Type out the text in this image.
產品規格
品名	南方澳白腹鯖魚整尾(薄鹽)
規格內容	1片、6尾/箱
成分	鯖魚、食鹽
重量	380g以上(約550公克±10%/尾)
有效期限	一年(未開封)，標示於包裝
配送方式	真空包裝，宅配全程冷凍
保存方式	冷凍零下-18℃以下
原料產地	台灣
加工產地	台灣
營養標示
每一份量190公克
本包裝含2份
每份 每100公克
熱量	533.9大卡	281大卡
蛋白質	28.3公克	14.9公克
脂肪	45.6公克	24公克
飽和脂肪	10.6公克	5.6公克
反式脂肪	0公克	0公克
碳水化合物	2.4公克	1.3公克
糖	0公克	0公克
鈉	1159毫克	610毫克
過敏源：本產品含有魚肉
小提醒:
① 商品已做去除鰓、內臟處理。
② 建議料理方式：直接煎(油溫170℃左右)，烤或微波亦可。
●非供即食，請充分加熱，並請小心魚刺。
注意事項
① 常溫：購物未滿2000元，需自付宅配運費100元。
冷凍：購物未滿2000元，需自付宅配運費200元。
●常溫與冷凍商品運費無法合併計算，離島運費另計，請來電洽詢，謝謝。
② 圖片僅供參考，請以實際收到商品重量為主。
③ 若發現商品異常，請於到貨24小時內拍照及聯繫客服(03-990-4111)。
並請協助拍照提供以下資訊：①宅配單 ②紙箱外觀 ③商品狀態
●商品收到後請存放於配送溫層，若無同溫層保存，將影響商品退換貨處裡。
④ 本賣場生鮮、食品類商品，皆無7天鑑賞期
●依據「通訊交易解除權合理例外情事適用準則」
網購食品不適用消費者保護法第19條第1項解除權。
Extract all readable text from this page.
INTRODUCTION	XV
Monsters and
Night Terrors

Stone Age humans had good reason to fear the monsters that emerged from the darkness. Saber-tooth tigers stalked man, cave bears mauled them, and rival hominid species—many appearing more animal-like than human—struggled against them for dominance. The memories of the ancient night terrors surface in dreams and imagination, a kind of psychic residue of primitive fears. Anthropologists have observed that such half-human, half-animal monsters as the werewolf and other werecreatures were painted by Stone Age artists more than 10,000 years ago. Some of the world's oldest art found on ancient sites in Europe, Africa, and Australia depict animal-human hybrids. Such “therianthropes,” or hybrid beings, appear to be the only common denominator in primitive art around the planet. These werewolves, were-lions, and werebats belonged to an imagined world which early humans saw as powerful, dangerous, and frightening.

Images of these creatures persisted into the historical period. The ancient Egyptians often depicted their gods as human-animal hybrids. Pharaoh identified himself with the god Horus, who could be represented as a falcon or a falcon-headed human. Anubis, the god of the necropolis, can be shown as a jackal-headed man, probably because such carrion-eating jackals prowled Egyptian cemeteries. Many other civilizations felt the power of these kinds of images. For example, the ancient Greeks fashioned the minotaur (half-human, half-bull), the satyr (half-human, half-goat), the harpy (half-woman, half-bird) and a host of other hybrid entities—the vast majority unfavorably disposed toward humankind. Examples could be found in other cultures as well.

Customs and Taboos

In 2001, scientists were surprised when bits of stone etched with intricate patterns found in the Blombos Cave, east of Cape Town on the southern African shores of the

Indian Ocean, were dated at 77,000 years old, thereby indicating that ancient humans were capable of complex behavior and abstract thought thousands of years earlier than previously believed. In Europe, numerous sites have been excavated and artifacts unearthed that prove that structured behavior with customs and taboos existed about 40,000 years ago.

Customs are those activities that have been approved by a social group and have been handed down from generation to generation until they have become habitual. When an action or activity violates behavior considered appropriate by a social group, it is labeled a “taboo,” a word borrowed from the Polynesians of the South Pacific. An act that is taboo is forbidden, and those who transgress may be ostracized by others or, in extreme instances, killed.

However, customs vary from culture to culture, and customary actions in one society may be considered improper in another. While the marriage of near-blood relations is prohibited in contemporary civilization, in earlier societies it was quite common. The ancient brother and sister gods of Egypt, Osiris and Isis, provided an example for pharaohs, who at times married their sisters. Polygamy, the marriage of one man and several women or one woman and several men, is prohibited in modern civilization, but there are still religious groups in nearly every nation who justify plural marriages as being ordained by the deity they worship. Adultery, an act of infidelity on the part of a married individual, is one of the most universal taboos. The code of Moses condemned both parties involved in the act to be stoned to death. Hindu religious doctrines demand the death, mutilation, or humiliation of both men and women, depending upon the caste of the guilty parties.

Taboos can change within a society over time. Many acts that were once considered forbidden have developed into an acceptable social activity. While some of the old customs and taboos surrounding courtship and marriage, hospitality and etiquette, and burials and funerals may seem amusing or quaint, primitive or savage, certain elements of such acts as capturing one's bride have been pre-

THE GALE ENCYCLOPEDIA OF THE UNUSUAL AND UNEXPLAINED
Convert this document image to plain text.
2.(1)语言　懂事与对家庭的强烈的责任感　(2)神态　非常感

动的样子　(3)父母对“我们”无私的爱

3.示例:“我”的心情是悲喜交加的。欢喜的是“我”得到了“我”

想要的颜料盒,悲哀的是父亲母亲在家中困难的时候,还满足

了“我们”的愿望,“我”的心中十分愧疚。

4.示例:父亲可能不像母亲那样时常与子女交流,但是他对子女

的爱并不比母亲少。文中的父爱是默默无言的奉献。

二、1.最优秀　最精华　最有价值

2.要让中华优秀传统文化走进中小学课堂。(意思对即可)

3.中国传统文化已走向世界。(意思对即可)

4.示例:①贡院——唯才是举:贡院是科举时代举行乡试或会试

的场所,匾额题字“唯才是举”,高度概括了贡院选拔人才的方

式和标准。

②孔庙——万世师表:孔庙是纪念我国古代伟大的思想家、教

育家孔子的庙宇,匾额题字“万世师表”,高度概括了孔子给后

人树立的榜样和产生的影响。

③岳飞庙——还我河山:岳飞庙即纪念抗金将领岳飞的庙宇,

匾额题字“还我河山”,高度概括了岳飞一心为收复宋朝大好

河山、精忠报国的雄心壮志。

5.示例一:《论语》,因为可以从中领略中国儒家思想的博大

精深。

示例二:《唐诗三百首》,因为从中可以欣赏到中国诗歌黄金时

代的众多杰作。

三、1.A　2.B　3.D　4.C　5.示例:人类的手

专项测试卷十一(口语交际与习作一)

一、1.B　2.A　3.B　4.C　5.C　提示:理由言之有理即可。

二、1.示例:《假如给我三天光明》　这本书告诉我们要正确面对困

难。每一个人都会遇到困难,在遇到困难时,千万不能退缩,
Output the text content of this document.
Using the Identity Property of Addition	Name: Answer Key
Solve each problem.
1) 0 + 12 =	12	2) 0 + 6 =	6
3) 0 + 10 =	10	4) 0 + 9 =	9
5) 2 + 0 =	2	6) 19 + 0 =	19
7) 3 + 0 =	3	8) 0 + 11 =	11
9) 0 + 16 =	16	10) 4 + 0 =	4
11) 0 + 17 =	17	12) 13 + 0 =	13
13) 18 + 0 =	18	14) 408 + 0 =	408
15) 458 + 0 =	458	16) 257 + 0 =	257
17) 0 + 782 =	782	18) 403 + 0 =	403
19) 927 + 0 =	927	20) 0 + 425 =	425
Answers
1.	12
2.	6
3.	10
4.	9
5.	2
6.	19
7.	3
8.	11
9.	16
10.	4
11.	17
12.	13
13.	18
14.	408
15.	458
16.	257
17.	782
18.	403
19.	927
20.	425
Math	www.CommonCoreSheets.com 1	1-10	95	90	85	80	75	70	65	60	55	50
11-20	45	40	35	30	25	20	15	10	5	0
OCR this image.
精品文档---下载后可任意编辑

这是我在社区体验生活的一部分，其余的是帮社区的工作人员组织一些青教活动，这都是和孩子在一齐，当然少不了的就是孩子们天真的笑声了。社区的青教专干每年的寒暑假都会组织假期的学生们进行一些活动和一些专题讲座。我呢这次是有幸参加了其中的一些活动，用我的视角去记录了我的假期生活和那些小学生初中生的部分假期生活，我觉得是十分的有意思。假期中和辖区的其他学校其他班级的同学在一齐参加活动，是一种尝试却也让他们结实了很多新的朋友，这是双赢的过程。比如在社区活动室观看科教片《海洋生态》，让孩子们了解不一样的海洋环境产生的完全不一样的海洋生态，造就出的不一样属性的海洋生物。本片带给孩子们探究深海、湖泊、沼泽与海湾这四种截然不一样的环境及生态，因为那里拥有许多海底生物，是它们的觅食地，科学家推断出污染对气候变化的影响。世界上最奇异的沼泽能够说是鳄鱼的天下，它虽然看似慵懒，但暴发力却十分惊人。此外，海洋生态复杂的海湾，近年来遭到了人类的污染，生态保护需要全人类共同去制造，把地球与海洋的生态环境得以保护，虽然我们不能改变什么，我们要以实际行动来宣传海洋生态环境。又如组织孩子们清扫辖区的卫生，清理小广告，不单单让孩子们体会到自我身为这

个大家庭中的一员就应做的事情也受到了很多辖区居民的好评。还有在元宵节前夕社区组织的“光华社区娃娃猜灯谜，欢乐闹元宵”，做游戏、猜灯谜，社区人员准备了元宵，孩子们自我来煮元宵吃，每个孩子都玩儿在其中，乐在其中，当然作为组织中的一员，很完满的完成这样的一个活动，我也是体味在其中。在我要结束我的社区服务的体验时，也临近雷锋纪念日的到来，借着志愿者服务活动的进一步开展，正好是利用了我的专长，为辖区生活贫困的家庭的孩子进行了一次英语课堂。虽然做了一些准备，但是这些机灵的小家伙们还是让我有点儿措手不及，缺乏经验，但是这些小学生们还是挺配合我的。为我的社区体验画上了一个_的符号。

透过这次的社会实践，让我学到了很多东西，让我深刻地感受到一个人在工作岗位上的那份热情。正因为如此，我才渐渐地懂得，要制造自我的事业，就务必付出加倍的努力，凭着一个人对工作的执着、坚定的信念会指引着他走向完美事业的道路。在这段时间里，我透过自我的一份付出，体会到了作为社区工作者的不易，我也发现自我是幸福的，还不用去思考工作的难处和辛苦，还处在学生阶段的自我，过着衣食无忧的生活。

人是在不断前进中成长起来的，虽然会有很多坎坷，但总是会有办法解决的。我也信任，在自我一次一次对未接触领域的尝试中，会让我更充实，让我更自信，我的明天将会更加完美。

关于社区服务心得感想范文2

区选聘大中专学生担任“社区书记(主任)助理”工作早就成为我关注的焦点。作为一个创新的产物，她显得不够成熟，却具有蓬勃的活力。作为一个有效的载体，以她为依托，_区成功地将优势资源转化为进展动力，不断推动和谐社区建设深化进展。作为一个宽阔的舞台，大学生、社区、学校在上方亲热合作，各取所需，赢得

Given problem: Look over the material above and show each line where "forbidden" appears.

Response:
Customs are those activities that have been approved by a social group and have been handed down from generation to generation until they have become habitual. When an action or activity violates behavior considered appropriate by a social group, it is labeled a “taboo,” a word borrowed from the Polynesians of the South Pacific. An act that is taboo is forbidden, and those who transgress may be ostracized by others or, in extreme instances, killed.
Taboos can change within a society over time. Many acts that were once considered forbidden have developed into an acceptable social activity. While some of the old customs and taboos surrounding courtship and marriage, hospitality and etiquette, and burials and funerals may seem amusing or quaint, primitive or savage, certain elements of such acts as capturing one's bride have been pre-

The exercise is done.